Aujourd’hui quelle est la situation ?
Aujourd’hui les Afro-Argentins sont encore soumis à des discriminations que ce soit dans le sport, la politique ou tout simplement dans le monde du travail. L’accès à certains emplois prestigieux leur est refusé. Pour leurs attributs physiques, la couleur, la nature de leurs cheveux, les afro-argentins s’octroie régulièrement le rejet. Même les enfants afro-argentins ont honte d’être noirs et refusent d’être appelés “noir” pour se faire accepter par la société. Rares sont ceux qui poursuivent leurs études, la majorité des Afro-Argentins sont conditionnés à effectuer des métiers de domestiques ou peu reconnus de la société. Majoritairement marginalisée et subissant un racisme constant, cette communauté se bat chaque jour pour revendiquer leur droit et rappelle qu’ils font intégralement partie de la société argentine. Dans cette quête de reconnaissance, le « Jour de l’Afro-Argentin et de la culture afro », célébré chaque 17 avril, a été instauré. Cependant, la communauté aspire aujourd'hui à aller au-delà des symboles en proposant des solutions concrètes, en intégrant les enjeux politiques, judiciaires et éducatifs dans le débat public, tout en s'appuyant sur leur histoire.

--- Consigne 1 ---
Comment traduire en anglais cette phrase du texte sur les Afro-Argentins : « Dans cette quête de reconnaissance, le « Jour de l’Afro-Argentin et de la culture afro », célébré chaque 17 avril, a été instauré. » ?

--- Données fournies ---
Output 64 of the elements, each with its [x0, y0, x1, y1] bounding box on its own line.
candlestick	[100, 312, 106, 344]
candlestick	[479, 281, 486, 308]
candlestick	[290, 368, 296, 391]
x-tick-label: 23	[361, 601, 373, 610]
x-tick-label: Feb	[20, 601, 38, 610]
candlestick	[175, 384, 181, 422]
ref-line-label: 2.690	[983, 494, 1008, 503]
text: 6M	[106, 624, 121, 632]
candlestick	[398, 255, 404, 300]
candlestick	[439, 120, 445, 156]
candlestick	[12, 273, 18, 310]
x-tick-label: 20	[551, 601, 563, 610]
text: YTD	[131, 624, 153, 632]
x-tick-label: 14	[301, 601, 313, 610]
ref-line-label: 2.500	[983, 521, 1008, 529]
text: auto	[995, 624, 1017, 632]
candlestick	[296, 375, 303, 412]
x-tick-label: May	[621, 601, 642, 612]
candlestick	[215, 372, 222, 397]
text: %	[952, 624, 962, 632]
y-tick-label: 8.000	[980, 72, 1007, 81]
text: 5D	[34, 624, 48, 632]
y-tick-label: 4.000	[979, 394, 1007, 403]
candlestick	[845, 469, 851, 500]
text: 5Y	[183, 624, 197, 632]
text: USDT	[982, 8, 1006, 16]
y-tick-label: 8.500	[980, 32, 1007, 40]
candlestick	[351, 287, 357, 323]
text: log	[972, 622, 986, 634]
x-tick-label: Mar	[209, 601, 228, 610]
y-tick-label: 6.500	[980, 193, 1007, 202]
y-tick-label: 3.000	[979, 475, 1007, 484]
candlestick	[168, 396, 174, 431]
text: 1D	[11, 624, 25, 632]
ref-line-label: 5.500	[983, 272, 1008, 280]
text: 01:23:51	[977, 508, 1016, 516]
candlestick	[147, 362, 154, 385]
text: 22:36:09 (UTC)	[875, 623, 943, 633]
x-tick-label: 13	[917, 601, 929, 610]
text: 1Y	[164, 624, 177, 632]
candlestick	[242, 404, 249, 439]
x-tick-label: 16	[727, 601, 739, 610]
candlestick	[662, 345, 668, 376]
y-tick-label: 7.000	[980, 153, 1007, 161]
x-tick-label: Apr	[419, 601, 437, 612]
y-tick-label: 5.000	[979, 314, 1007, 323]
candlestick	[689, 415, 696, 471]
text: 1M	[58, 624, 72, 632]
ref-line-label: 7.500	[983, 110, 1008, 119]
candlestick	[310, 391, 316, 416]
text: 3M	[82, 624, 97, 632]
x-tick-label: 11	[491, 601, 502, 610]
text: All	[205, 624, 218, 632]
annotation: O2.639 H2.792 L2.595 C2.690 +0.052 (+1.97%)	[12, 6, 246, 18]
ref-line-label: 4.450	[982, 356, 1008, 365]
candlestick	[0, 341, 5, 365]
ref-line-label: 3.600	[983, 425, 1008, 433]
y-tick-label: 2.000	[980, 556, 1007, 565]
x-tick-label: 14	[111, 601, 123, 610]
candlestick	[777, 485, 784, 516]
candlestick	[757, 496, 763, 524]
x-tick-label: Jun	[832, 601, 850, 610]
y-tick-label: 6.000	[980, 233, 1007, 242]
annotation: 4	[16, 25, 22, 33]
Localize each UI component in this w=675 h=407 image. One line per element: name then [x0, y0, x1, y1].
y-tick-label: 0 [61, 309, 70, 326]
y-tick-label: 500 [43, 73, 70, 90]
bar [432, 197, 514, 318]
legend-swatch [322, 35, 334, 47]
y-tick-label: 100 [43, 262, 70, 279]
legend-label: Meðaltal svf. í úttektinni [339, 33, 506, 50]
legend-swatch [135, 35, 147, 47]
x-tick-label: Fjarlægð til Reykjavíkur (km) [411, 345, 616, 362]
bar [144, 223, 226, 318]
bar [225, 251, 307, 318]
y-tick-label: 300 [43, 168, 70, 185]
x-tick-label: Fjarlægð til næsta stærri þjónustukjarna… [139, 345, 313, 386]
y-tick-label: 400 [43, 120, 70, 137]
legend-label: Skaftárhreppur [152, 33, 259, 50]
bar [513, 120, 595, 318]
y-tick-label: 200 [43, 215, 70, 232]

--- Consigne 2 ---
Pouvez-vous restituer sans changement tout ce qui va de la première des lignes de données jusqu'à la ligne contenant "255, 404, 300]", celle-ci comprise ?

--- Corrigé 1 ---
In this quest for recognition, the "Day of Afro-Argentines and Afro Culture," celebrated every April 17, was established.

--- Corrigé 2 ---
Output 64 of the elements, each with its [x0, y0, x1, y1] bounding box on its own line.
candlestick	[100, 312, 106, 344]
candlestick	[479, 281, 486, 308]
candlestick	[290, 368, 296, 391]
x-tick-label: 23	[361, 601, 373, 610]
x-tick-label: Feb	[20, 601, 38, 610]
candlestick	[175, 384, 181, 422]
ref-line-label: 2.690	[983, 494, 1008, 503]
text: 6M	[106, 624, 121, 632]
candlestick	[398, 255, 404, 300]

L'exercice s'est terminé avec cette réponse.